Figure dataset records:

____

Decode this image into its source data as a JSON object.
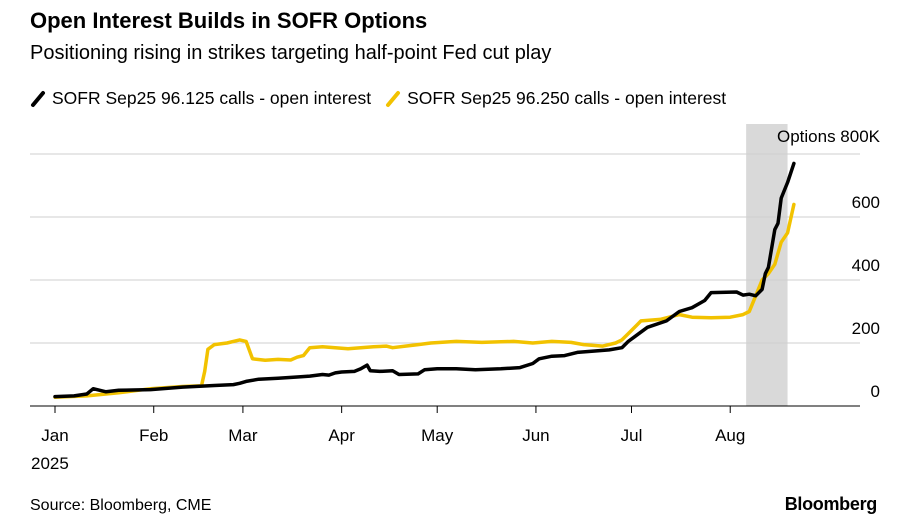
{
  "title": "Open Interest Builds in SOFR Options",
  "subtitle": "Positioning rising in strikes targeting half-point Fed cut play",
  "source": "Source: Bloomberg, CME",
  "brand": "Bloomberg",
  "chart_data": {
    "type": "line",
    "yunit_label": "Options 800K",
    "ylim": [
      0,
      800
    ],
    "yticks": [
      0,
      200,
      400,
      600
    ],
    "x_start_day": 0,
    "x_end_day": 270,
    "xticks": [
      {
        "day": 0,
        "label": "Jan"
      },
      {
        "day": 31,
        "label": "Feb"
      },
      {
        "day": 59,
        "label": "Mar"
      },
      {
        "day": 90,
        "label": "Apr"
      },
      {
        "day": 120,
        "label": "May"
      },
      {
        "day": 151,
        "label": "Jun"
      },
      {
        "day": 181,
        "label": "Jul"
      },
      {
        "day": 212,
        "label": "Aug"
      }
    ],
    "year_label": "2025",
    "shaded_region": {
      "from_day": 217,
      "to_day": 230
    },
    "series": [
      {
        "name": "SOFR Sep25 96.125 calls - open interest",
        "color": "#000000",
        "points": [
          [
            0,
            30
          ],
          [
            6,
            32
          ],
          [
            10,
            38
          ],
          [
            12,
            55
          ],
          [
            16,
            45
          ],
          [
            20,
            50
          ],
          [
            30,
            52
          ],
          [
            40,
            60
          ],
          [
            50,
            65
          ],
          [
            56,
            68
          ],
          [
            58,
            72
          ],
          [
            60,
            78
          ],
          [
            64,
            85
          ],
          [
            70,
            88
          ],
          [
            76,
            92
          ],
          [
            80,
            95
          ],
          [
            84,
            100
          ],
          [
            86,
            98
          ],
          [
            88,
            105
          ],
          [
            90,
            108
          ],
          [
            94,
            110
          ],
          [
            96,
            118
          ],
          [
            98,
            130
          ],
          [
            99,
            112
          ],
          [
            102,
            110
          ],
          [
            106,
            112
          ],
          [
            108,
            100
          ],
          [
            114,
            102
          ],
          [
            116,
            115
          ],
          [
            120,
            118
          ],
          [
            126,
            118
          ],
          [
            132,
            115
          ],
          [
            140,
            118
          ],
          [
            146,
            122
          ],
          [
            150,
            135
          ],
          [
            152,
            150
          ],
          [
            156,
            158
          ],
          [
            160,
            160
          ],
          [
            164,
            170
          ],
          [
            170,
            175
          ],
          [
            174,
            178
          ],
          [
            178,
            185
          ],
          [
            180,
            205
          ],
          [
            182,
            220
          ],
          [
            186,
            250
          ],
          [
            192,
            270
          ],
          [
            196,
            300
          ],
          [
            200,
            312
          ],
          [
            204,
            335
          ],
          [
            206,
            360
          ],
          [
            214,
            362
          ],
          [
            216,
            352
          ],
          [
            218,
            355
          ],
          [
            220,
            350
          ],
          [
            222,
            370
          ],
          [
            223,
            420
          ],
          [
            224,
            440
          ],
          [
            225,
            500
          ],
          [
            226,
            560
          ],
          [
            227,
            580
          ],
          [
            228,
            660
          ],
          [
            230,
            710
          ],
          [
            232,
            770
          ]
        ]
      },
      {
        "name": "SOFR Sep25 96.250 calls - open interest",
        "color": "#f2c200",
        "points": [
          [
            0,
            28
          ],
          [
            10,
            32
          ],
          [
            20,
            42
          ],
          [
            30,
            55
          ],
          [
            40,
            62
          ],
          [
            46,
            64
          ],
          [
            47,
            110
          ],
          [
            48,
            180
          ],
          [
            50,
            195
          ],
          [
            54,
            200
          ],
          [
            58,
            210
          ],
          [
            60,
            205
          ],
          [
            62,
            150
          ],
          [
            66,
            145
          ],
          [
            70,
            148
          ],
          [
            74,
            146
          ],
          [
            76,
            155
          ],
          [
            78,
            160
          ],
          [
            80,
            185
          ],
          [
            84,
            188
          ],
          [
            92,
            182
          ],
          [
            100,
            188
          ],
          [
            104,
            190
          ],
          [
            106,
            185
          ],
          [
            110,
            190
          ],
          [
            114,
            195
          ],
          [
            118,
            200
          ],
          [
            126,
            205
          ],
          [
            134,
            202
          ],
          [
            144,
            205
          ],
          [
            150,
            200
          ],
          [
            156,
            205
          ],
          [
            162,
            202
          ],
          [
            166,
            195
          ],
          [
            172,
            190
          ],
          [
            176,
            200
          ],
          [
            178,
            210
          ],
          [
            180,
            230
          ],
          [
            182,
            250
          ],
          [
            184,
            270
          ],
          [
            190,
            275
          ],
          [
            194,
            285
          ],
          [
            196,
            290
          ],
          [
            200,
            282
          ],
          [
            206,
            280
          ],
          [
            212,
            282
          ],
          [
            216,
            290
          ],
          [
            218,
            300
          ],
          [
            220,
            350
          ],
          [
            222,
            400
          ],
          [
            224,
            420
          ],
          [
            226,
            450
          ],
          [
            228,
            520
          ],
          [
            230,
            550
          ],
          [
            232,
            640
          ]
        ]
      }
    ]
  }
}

____

» **Exercise prompt**:
Identify the lines in the entries that hold "SOFR" and return each one.

» **Task solution**:
  "title": "Open Interest Builds in SOFR Options",
        "name": "SOFR Sep25 96.125 calls - open interest",
        "name": "SOFR Sep25 96.250 calls - open interest",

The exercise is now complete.